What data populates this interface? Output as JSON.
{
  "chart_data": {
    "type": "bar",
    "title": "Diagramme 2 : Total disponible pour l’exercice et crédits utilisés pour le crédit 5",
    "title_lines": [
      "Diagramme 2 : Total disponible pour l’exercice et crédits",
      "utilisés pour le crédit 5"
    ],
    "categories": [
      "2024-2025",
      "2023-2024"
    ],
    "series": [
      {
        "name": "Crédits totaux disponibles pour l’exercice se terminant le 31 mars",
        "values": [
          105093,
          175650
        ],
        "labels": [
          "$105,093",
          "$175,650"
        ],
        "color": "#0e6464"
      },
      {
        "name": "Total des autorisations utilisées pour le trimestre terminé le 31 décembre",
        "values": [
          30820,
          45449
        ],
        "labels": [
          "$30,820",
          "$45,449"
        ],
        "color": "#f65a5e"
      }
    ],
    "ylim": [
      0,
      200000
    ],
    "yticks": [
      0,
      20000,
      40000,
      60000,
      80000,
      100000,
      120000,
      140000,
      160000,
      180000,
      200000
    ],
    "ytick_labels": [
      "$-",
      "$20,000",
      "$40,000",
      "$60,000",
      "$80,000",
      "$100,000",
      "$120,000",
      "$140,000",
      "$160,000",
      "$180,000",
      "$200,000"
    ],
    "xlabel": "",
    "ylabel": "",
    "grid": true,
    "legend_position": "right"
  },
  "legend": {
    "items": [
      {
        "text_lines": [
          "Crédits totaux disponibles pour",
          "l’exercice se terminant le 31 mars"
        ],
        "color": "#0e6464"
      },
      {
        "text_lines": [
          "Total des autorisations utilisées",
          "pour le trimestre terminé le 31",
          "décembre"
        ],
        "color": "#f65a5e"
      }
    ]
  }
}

Goal ▸ Every entry needs to be retyped exactly.

Output of the exercise ▸
What data populates this interface? Output as JSON.
{
  "chart_data": {
    "type": "bar",
    "title": "Diagramme 2 : Total disponible pour l’exercice et crédits utilisés pour le crédit 5",
    "title_lines": [
      "Diagramme 2 : Total disponible pour l’exercice et crédits",
      "utilisés pour le crédit 5"
    ],
    "categories": [
      "2024-2025",
      "2023-2024"
    ],
    "series": [
      {
        "name": "Crédits totaux disponibles pour l’exercice se terminant le 31 mars",
        "values": [
          105093,
          175650
        ],
        "labels": [
          "$105,093",
          "$175,650"
        ],
        "color": "#0e6464"
      },
      {
        "name": "Total des autorisations utilisées pour le trimestre terminé le 31 décembre",
        "values": [
          30820,
          45449
        ],
        "labels": [
          "$30,820",
          "$45,449"
        ],
        "color": "#f65a5e"
      }
    ],
    "ylim": [
      0,
      200000
    ],
    "yticks": [
      0,
      20000,
      40000,
      60000,
      80000,
      100000,
      120000,
      140000,
      160000,
      180000,
      200000
    ],
    "ytick_labels": [
      "$-",
      "$20,000",
      "$40,000",
      "$60,000",
      "$80,000",
      "$100,000",
      "$120,000",
      "$140,000",
      "$160,000",
      "$180,000",
      "$200,000"
    ],
    "xlabel": "",
    "ylabel": "",
    "grid": true,
    "legend_position": "right"
  },
  "legend": {
    "items": [
      {
        "text_lines": [
          "Crédits totaux disponibles pour",
          "l’exercice se terminant le 31 mars"
        ],
        "color": "#0e6464"
      },
      {
        "text_lines": [
          "Total des autorisations utilisées",
          "pour le trimestre terminé le 31",
          "décembre"
        ],
        "color": "#f65a5e"
      }
    ]
  }
}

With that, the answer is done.